* _WHAT THE EXERCISE ASKS_:
Summarize the passage on modern church personalities in two sentences.

* _PASSAGE TO READ_:
────────────────

This is what a good, modern Christian is supposed to look like. Its more romantic, a more desirable form of faith. Solid doctrine, opinions on complex theology, and a stance on denominational views are looked at with suspicion and concern. Rather than stressing a thorough education or critical review, the focus is on relational issues. The strength of a church is now measured in the extroverted charisma and popularity of the pastor, combined with a photogenic face.

We find these personalities usually have the gift of gab; that is they can speak for long periods of time sounding very spiritual without actually teaching or exhorting their listeners with any concrete beliefs or mandates. They delight in pleonastic speech, unarticulated faith, and vague vision statements that leave everything to the imagination. They take every opportunity to speak, without saying anything. Most importantly, they don't take a stance on difficult doctrine; in fact, they condemn those 'divisive' churches that have such doctrines. They are easy on the ears, supremely motivational, and demolish straw men with confidence.

────────────────

(Bounding box entries)
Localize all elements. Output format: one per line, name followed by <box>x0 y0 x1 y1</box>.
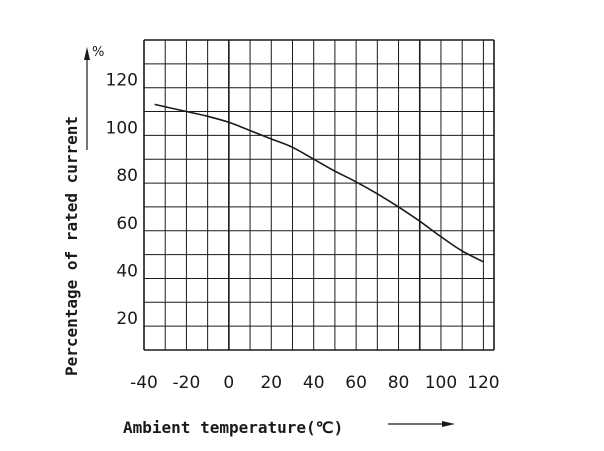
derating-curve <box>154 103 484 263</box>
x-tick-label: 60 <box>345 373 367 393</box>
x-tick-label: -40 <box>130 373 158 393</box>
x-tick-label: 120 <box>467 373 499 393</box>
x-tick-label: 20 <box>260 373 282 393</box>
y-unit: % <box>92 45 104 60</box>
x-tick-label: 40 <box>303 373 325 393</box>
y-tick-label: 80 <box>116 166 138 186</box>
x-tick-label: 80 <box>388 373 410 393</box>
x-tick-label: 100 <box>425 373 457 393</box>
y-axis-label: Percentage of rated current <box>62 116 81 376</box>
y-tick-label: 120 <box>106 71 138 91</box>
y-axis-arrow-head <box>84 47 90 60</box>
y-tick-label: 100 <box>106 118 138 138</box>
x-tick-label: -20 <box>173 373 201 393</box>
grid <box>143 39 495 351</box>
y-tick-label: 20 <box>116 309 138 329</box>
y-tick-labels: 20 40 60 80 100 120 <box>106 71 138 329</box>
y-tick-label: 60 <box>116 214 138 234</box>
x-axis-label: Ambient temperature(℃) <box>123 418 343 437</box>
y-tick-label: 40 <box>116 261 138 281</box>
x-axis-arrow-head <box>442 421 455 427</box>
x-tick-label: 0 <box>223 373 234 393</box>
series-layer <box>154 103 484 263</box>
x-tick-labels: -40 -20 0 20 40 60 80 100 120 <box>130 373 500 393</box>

────────────────

* _OUTPUT FOR THIS EXERCISE_:
The passage says the modern Christian ideal prefers a romantic, relational faith and views solid doctrine and theological stances with suspicion, measuring a church's strength by its pastor's charisma, popularity and photogenic face. These personalities speak at length in spiritual-sounding, vague terms without teaching concrete beliefs, refuse to take a stance on difficult doctrine while condemning churches that do, and are easy on the ears and highly motivational.